▶ Instructions for the task
Find the string "花魁Tokyo" and gather every line that holds it.

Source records
= = = = = = =

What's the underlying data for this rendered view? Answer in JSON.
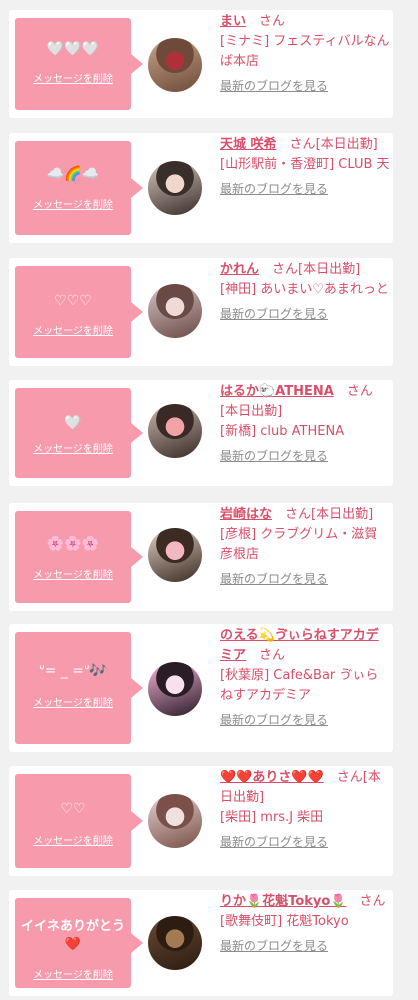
{
  "items": [
    {
      "message": "🤍🤍🤍",
      "message_sub": "",
      "delete_label": "メッセージを削除",
      "name": "まい",
      "san": "さん",
      "status": "",
      "location": "[ミナミ] フェスティバルなんば本店",
      "blog_label": "最新のブログを見る",
      "avatar_colors": [
        "#c9a48a",
        "#6d4a3a",
        "#b0303a"
      ]
    },
    {
      "message": "☁️🌈☁️",
      "message_sub": "",
      "delete_label": "メッセージを削除",
      "name": "天城 咲希",
      "san": "さん",
      "status": "[本日出勤]",
      "location": "[山形駅前・香澄町] CLUB 天",
      "blog_label": "最新のブログを見る",
      "avatar_colors": [
        "#d8c6bb",
        "#3a2e2b",
        "#f0d7cc"
      ]
    },
    {
      "message": "♡♡♡",
      "message_sub": "",
      "delete_label": "メッセージを削除",
      "name": "かれん",
      "san": "さん",
      "status": "[本日出勤]",
      "location": "[神田] あいまい♡あまれっと",
      "blog_label": "最新のブログを見る",
      "avatar_colors": [
        "#d7c4c7",
        "#6a4a45",
        "#f3d9d6"
      ]
    },
    {
      "message": "🤍",
      "message_sub": "",
      "delete_label": "メッセージを削除",
      "name": "はるか🐑ATHENA",
      "san": "さん",
      "status": "[本日出勤]",
      "location": "[新橋] club ATHENA",
      "blog_label": "最新のブログを見る",
      "avatar_colors": [
        "#c8b8ae",
        "#3a2a26",
        "#f2a3a8"
      ]
    },
    {
      "message": "🌸🌸🌸",
      "message_sub": "",
      "delete_label": "メッセージを削除",
      "name": "岩崎はな",
      "san": "さん",
      "status": "[本日出勤]",
      "location": "[彦根] クラブグリム・滋賀彦根店",
      "blog_label": "最新のブログを見る",
      "avatar_colors": [
        "#e0d2c6",
        "#3b2b22",
        "#f3b7c3"
      ]
    },
    {
      "message": "ᐡ= _ =ᐡ🎶",
      "message_sub": "",
      "delete_label": "メッセージを削除",
      "name": "のえる💫ゔぃらねすアカデミア",
      "san": "さん",
      "status": "",
      "location": "[秋葉原] Cafe&Bar ゔぃらねすアカデミア",
      "blog_label": "最新のブログを見る",
      "avatar_colors": [
        "#f6b3d8",
        "#2a1d26",
        "#f9e0ee"
      ]
    },
    {
      "message": "♡♡",
      "message_sub": "",
      "delete_label": "メッセージを削除",
      "name": "❤️❤️ありさ❤️❤️",
      "san": "さん",
      "status": "[本日出勤]",
      "location": "[柴田] mrs.J 柴田",
      "blog_label": "最新のブログを見る",
      "avatar_colors": [
        "#e4d3d1",
        "#7a5048",
        "#efe1df"
      ]
    },
    {
      "message": "イイネありがとう",
      "message_sub": "❤️",
      "delete_label": "メッセージを削除",
      "name": "りか🌷花魁Tokyo🌷",
      "san": "さん",
      "status": "",
      "location": "[歌舞伎町] 花魁Tokyo",
      "blog_label": "最新のブログを見る",
      "avatar_colors": [
        "#6b4a33",
        "#2c1c12",
        "#a47a52"
      ]
    }
  ]
}
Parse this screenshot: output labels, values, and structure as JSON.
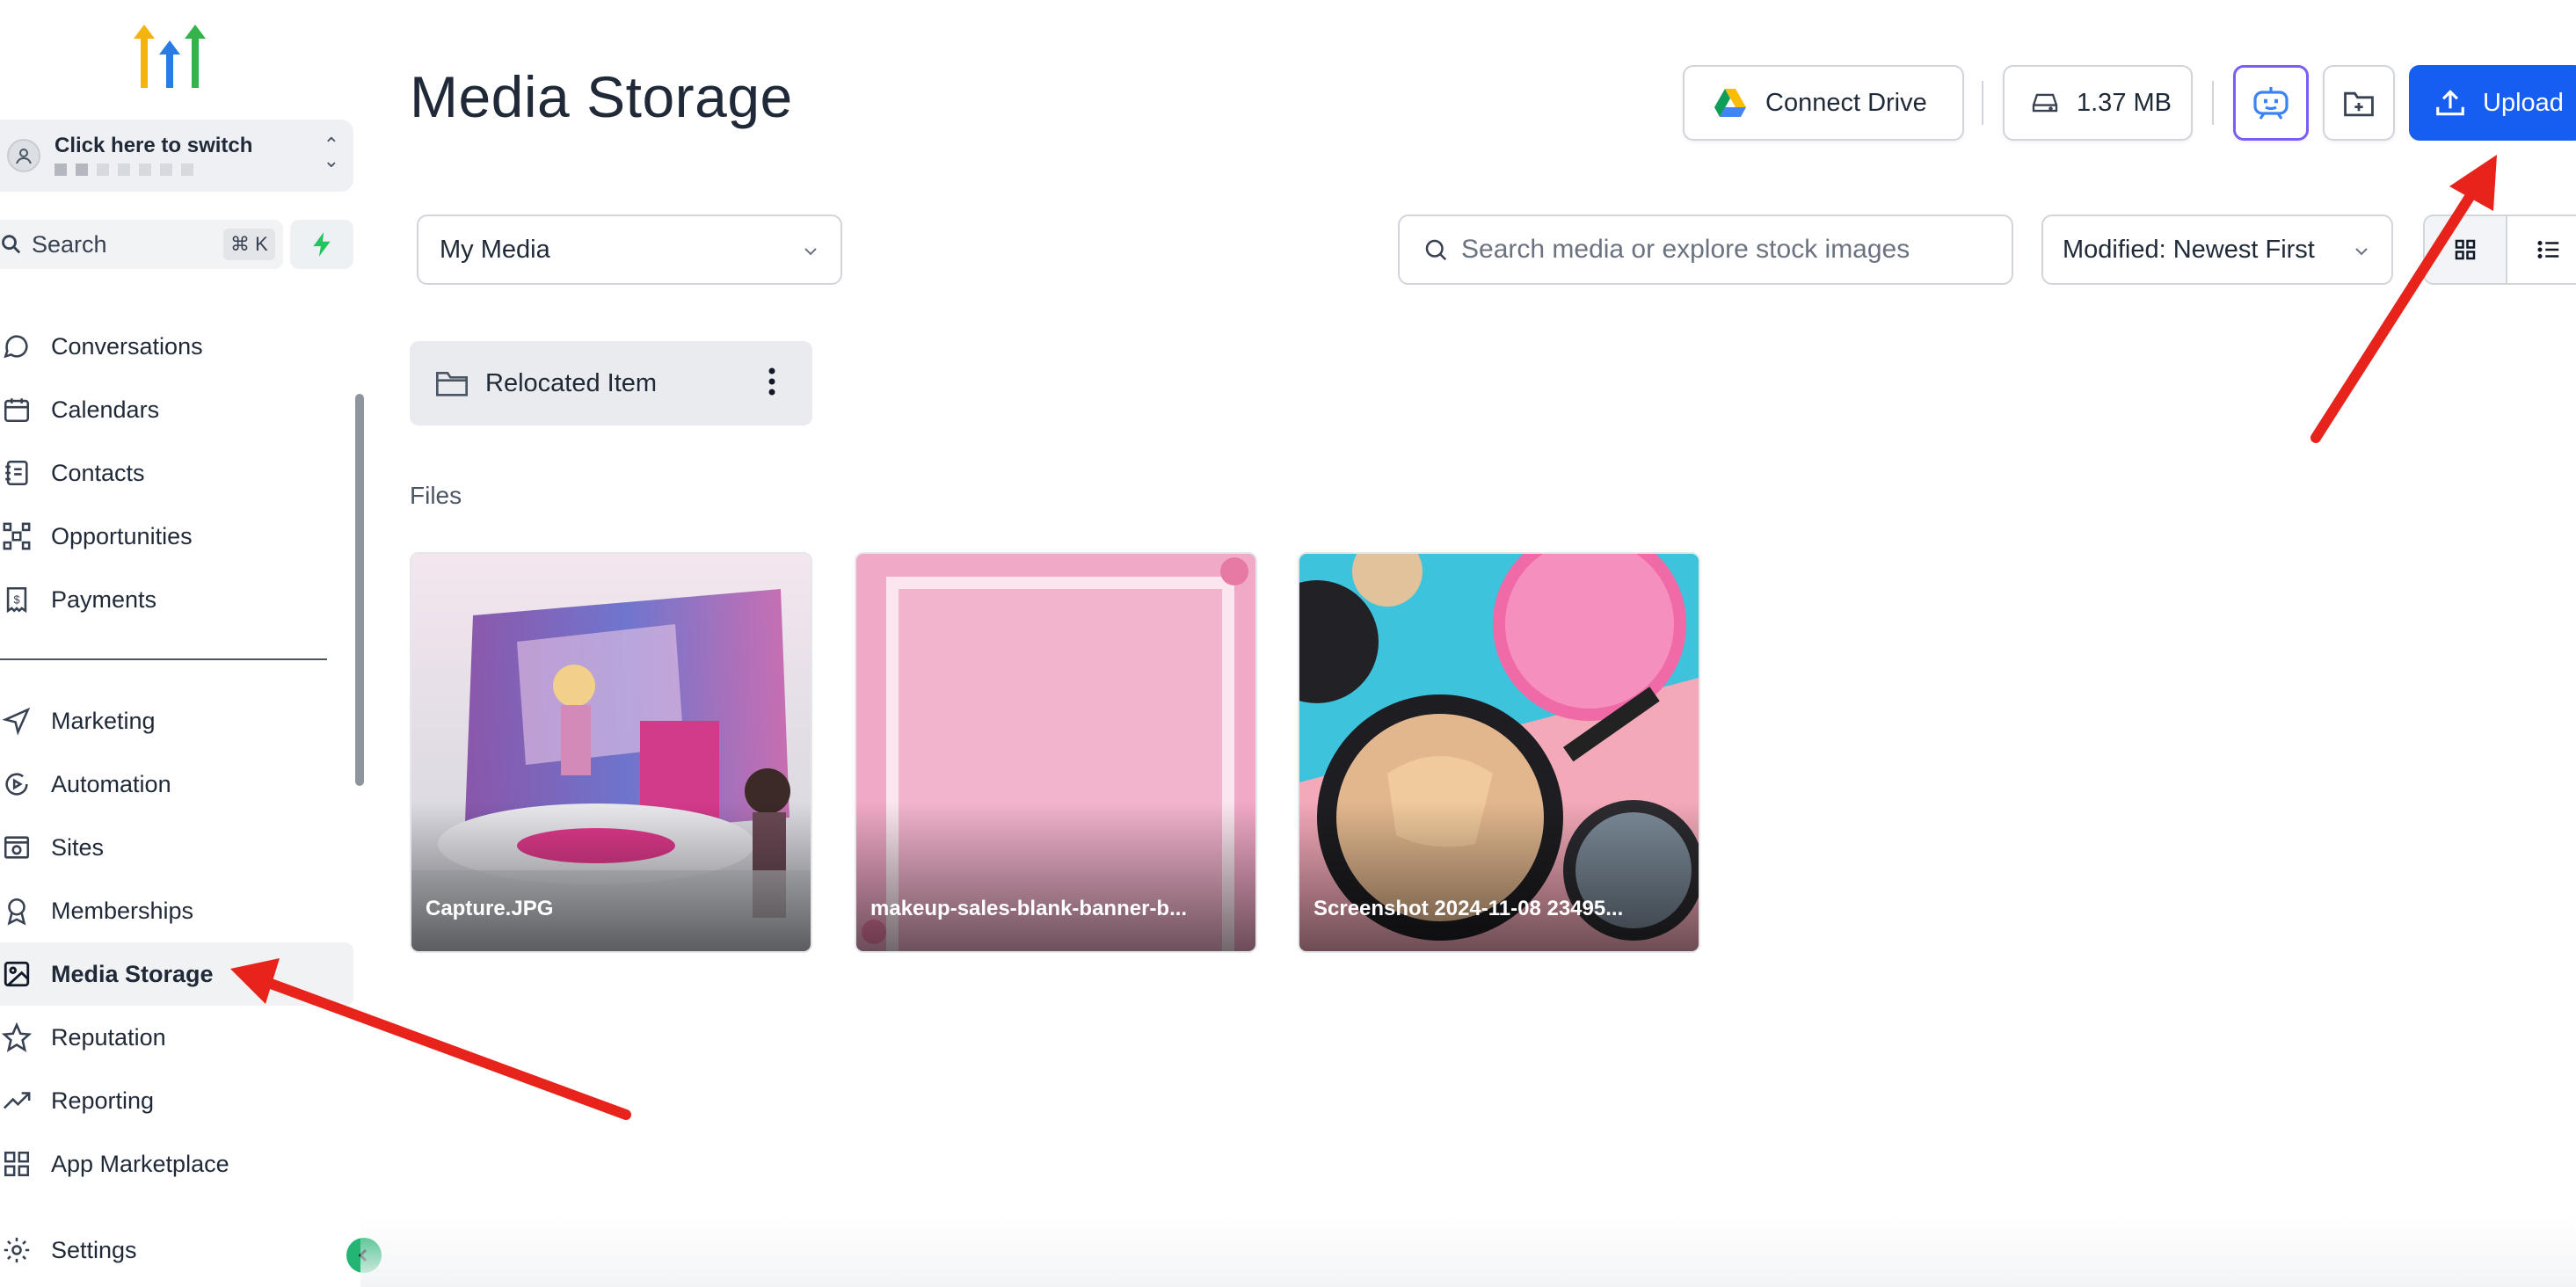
{
  "colors": {
    "primary": "#155eef",
    "sidebar_active_bg": "#f1f2f4",
    "annotation_arrow": "#e8231c",
    "collapse_button": "#22b573",
    "ai_button_border": "#7c5cf6"
  },
  "sidebar": {
    "switcher": {
      "title": "Click here to switch"
    },
    "search": {
      "label": "Search",
      "shortcut": "⌘ K"
    },
    "items": [
      {
        "label": "Conversations",
        "icon": "chat-bubble-icon"
      },
      {
        "label": "Calendars",
        "icon": "calendar-icon"
      },
      {
        "label": "Contacts",
        "icon": "contacts-book-icon"
      },
      {
        "label": "Opportunities",
        "icon": "opportunities-icon"
      },
      {
        "label": "Payments",
        "icon": "payments-icon"
      },
      {
        "label": "Marketing",
        "icon": "send-icon"
      },
      {
        "label": "Automation",
        "icon": "automation-icon"
      },
      {
        "label": "Sites",
        "icon": "sites-icon"
      },
      {
        "label": "Memberships",
        "icon": "badge-icon"
      },
      {
        "label": "Media Storage",
        "icon": "image-icon",
        "active": true
      },
      {
        "label": "Reputation",
        "icon": "star-icon"
      },
      {
        "label": "Reporting",
        "icon": "trend-up-icon"
      },
      {
        "label": "App Marketplace",
        "icon": "grid-icon"
      },
      {
        "label": "Settings",
        "icon": "gear-icon"
      }
    ]
  },
  "header": {
    "title": "Media Storage",
    "connect_drive": "Connect Drive",
    "storage_used": "1.37 MB",
    "upload": "Upload"
  },
  "filters": {
    "source_select": "My Media",
    "search_placeholder": "Search media or explore stock images",
    "sort_select": "Modified: Newest First",
    "view_mode": "grid"
  },
  "folders": [
    {
      "name": "Relocated Item"
    }
  ],
  "files_section_label": "Files",
  "files": [
    {
      "name": "Capture.JPG"
    },
    {
      "name": "makeup-sales-blank-banner-b..."
    },
    {
      "name": "Screenshot 2024-11-08 23495..."
    }
  ]
}
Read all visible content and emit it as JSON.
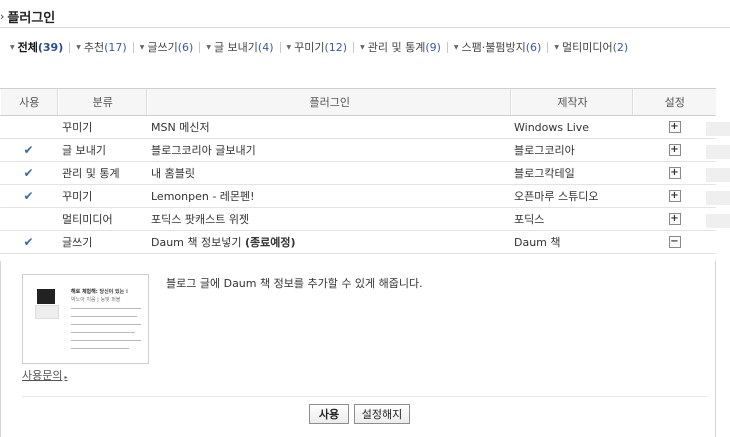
{
  "page": {
    "title": "플러그인"
  },
  "filters": [
    {
      "label": "전체",
      "count": "(39)"
    },
    {
      "label": "추천",
      "count": "(17)"
    },
    {
      "label": "글쓰기",
      "count": "(6)"
    },
    {
      "label": "글 보내기",
      "count": "(4)"
    },
    {
      "label": "꾸미기",
      "count": "(12)"
    },
    {
      "label": "관리 및 통계",
      "count": "(9)"
    },
    {
      "label": "스팸·불펌방지",
      "count": "(6)"
    },
    {
      "label": "멀티미디어",
      "count": "(2)"
    }
  ],
  "table": {
    "headers": {
      "use": "사용",
      "category": "분류",
      "plugin": "플러그인",
      "maker": "제작자",
      "settings": "설정"
    },
    "rows": [
      {
        "used": false,
        "category": "꾸미기",
        "plugin": "MSN 메신저",
        "maker": "Windows Live",
        "toggle": "+"
      },
      {
        "used": true,
        "category": "글 보내기",
        "plugin": "블로그코리아 글보내기",
        "maker": "블로그코리아",
        "toggle": "+"
      },
      {
        "used": true,
        "category": "관리 및 통계",
        "plugin": "내 홈블릿",
        "maker": "블로그칵테일",
        "toggle": "+"
      },
      {
        "used": true,
        "category": "꾸미기",
        "plugin": "Lemonpen - 레몬펜!",
        "maker": "오픈마루 스튜디오",
        "toggle": "+"
      },
      {
        "used": false,
        "category": "멀티미디어",
        "plugin": "포딕스 팟캐스트 위젯",
        "maker": "포딕스",
        "toggle": "+"
      },
      {
        "used": true,
        "category": "글쓰기",
        "plugin": "Daum 책 정보넣기",
        "plugin_note": "(종료예정)",
        "maker": "Daum 책",
        "toggle": "−"
      }
    ],
    "check_mark": "✔"
  },
  "detail": {
    "description": "블로그 글에 Daum 책 정보를 추가할 수 있게 해줍니다.",
    "inquiry_link": "사용문의",
    "use_button": "사용",
    "unset_button": "설정해지",
    "thumb_title": "해로 체험해: 당신이 있는 ⁝",
    "thumb_sub": "박노아 지음 | 능빛 퍼블"
  }
}
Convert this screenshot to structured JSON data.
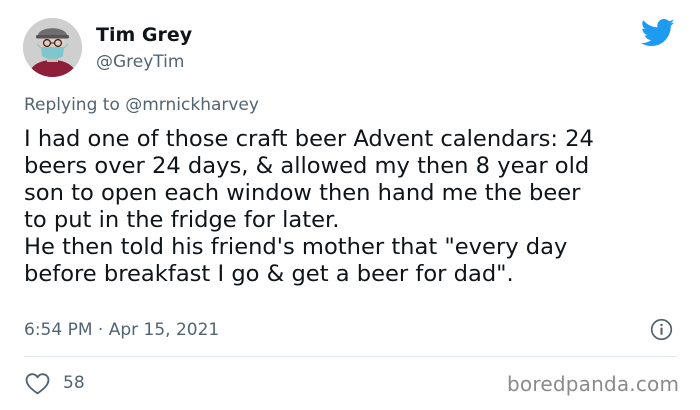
{
  "author": {
    "display_name": "Tim Grey",
    "handle": "@GreyTim",
    "avatar_icon": "avatar-man-with-mask"
  },
  "reply": {
    "prefix": "Replying to",
    "target": "@mrnickharvey"
  },
  "tweet": {
    "lines": [
      "I had one of those craft beer Advent calendars: 24",
      "beers over 24 days, & allowed my then 8 year old",
      "son to open each window then hand me the beer",
      "to put in the fridge for later.",
      "He then told his friend's mother that \"every day",
      "before breakfast I go & get a beer for dad\"."
    ],
    "timestamp": "6:54 PM · Apr 15, 2021"
  },
  "actions": {
    "like_icon": "heart-outline-icon",
    "like_count": "58",
    "info_icon": "info-icon"
  },
  "brand": {
    "platform_icon": "twitter-bird-icon",
    "twitter_blue": "#1d9bf0",
    "watermark": "boredpanda.com"
  }
}
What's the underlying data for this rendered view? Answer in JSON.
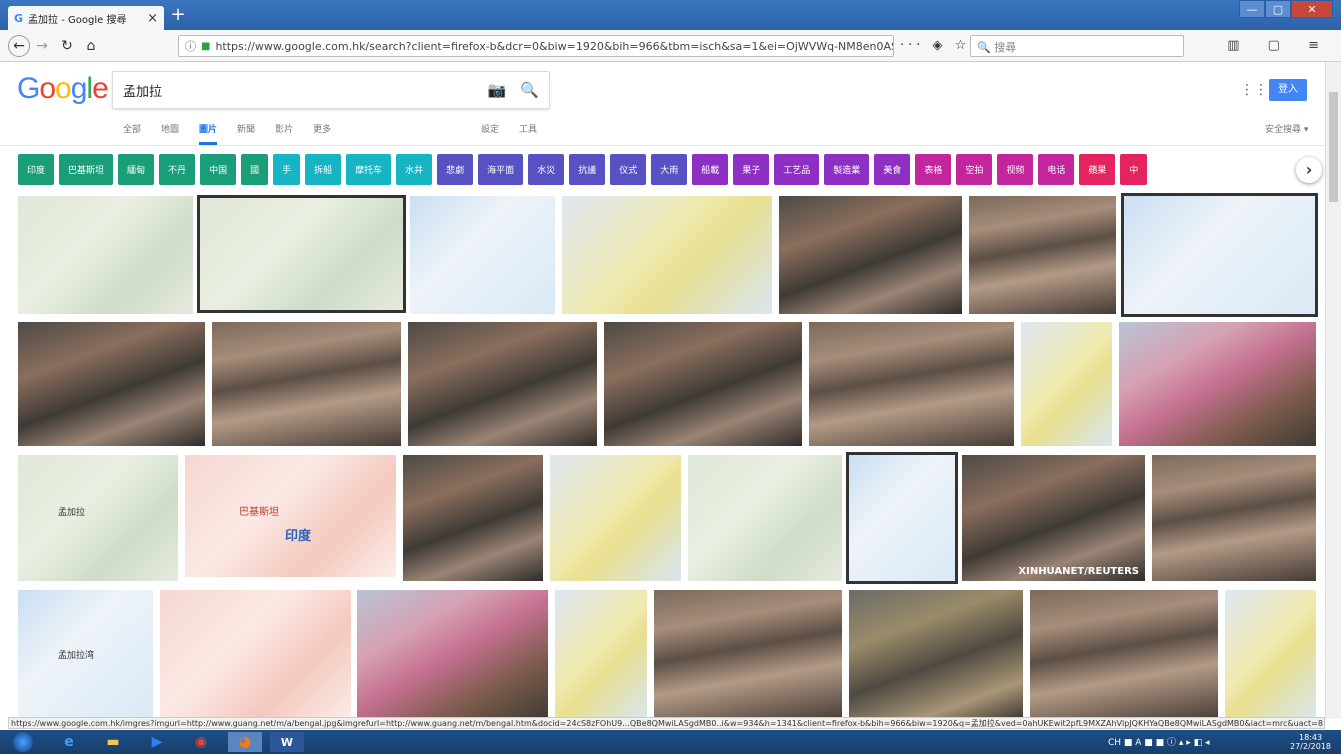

= = = = = = =

▶ Result for this exercise
      "name": "りか🌷花魁Tokyo🌷",
      "location": "[歌舞伎町] 花魁Tokyo",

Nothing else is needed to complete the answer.